Stored items from a collection:
====
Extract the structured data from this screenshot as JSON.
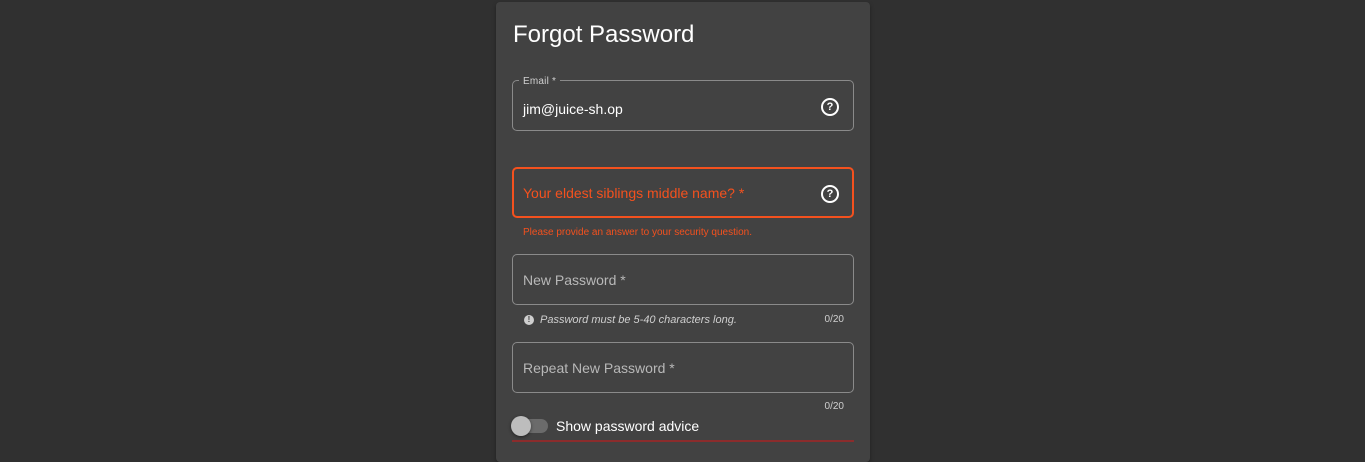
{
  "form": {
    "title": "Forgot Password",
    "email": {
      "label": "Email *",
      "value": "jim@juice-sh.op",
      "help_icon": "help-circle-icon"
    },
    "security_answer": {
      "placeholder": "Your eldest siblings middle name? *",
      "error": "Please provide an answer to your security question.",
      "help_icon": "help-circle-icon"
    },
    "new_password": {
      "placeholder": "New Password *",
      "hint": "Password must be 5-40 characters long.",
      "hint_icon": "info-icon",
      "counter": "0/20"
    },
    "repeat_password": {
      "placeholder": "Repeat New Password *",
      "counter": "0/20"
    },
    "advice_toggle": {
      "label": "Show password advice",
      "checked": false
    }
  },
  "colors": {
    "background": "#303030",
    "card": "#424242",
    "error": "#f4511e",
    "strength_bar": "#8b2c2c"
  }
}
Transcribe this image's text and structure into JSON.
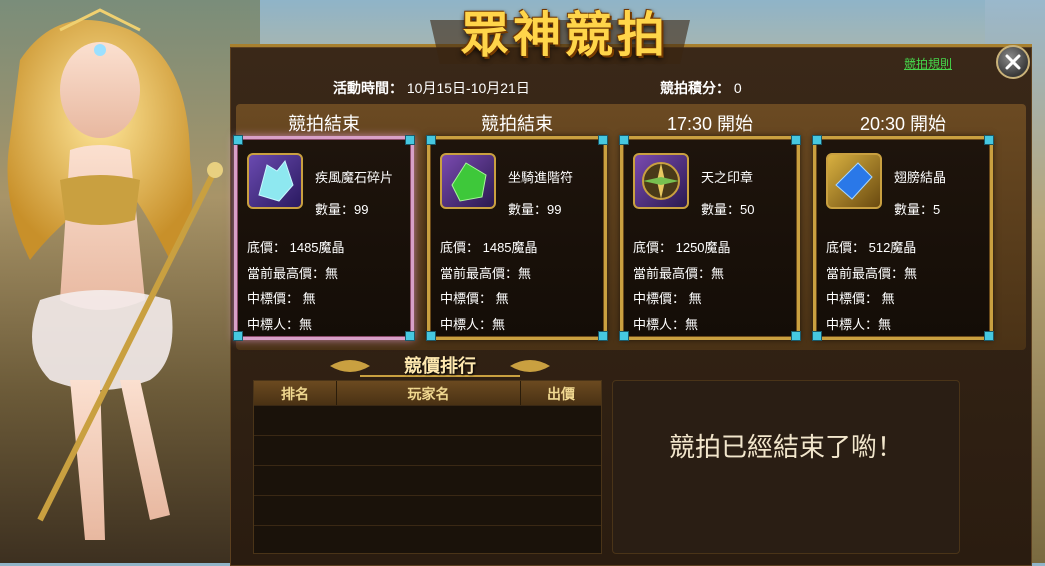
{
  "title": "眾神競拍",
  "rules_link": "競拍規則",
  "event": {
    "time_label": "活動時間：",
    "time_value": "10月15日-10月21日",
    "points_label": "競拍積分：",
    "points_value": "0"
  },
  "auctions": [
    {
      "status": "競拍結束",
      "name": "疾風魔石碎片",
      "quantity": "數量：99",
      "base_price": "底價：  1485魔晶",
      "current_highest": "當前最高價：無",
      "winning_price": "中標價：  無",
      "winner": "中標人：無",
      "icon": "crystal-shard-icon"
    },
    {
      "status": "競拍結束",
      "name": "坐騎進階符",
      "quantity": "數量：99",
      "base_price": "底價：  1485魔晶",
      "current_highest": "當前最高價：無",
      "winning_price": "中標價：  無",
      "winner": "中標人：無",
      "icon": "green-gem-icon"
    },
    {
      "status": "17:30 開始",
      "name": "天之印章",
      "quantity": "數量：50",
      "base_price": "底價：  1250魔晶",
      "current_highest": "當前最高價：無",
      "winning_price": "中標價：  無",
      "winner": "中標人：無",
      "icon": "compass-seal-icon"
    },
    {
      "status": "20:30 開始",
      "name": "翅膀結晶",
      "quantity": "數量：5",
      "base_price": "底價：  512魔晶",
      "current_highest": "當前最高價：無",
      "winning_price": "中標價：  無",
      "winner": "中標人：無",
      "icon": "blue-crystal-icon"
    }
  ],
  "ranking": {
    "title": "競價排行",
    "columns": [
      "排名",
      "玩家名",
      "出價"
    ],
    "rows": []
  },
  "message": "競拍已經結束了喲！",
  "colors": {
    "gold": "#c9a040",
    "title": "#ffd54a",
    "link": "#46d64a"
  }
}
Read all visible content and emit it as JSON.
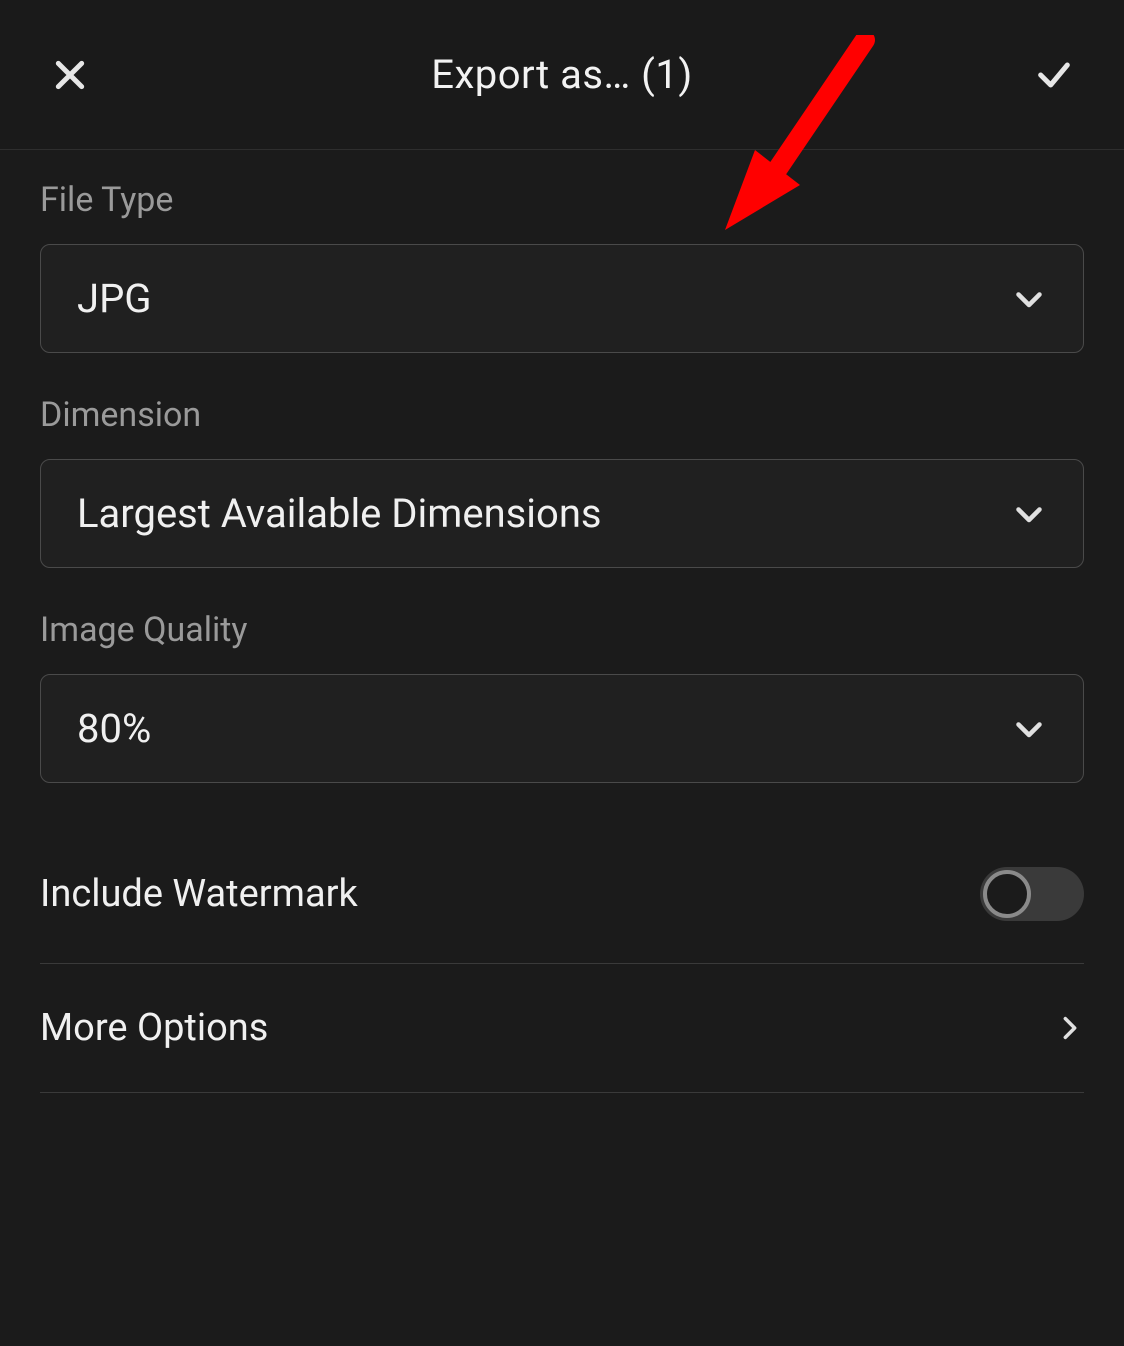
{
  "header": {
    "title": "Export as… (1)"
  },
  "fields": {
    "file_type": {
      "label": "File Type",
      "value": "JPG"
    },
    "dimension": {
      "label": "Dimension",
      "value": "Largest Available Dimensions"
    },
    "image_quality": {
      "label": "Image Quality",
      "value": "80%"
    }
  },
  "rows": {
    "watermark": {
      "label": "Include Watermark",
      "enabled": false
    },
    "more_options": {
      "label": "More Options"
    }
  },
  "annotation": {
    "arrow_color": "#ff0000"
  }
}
====
Problem: Without the pictures, repeat the listing above exactly.

Solution below:
Extract the structured data from this screenshot as JSON.
{
  "form": {
    "title": "Forgot Password",
    "email": {
      "label": "Email *",
      "value": "jim@juice-sh.op",
      "help_icon": "help-circle-icon"
    },
    "security_answer": {
      "placeholder": "Your eldest siblings middle name? *",
      "error": "Please provide an answer to your security question.",
      "help_icon": "help-circle-icon"
    },
    "new_password": {
      "placeholder": "New Password *",
      "hint": "Password must be 5-40 characters long.",
      "hint_icon": "info-icon",
      "counter": "0/20"
    },
    "repeat_password": {
      "placeholder": "Repeat New Password *",
      "counter": "0/20"
    },
    "advice_toggle": {
      "label": "Show password advice",
      "checked": false
    }
  },
  "colors": {
    "background": "#303030",
    "card": "#424242",
    "error": "#f4511e",
    "strength_bar": "#8b2c2c"
  }
}
Transcribe this image's text and structure into JSON.
{
  "title": "眾神競拍",
  "rules_link": "競拍規則",
  "event": {
    "time_label": "活動時間：",
    "time_value": "10月15日-10月21日",
    "points_label": "競拍積分：",
    "points_value": "0"
  },
  "auctions": [
    {
      "status": "競拍結束",
      "name": "疾風魔石碎片",
      "quantity": "數量：99",
      "base_price": "底價：  1485魔晶",
      "current_highest": "當前最高價：無",
      "winning_price": "中標價：  無",
      "winner": "中標人：無",
      "icon": "crystal-shard-icon"
    },
    {
      "status": "競拍結束",
      "name": "坐騎進階符",
      "quantity": "數量：99",
      "base_price": "底價：  1485魔晶",
      "current_highest": "當前最高價：無",
      "winning_price": "中標價：  無",
      "winner": "中標人：無",
      "icon": "green-gem-icon"
    },
    {
      "status": "17:30 開始",
      "name": "天之印章",
      "quantity": "數量：50",
      "base_price": "底價：  1250魔晶",
      "current_highest": "當前最高價：無",
      "winning_price": "中標價：  無",
      "winner": "中標人：無",
      "icon": "compass-seal-icon"
    },
    {
      "status": "20:30 開始",
      "name": "翅膀結晶",
      "quantity": "數量：5",
      "base_price": "底價：  512魔晶",
      "current_highest": "當前最高價：無",
      "winning_price": "中標價：  無",
      "winner": "中標人：無",
      "icon": "blue-crystal-icon"
    }
  ],
  "ranking": {
    "title": "競價排行",
    "columns": [
      "排名",
      "玩家名",
      "出價"
    ],
    "rows": []
  },
  "message": "競拍已經結束了喲！",
  "colors": {
    "gold": "#c9a040",
    "title": "#ffd54a",
    "link": "#46d64a"
  }
}
Read all visible content and emit it as JSON.
{
  "header": {
    "title": "Export as… (1)"
  },
  "fields": {
    "file_type": {
      "label": "File Type",
      "value": "JPG"
    },
    "dimension": {
      "label": "Dimension",
      "value": "Largest Available Dimensions"
    },
    "image_quality": {
      "label": "Image Quality",
      "value": "80%"
    }
  },
  "rows": {
    "watermark": {
      "label": "Include Watermark",
      "enabled": false
    },
    "more_options": {
      "label": "More Options"
    }
  },
  "annotation": {
    "arrow_color": "#ff0000"
  }
}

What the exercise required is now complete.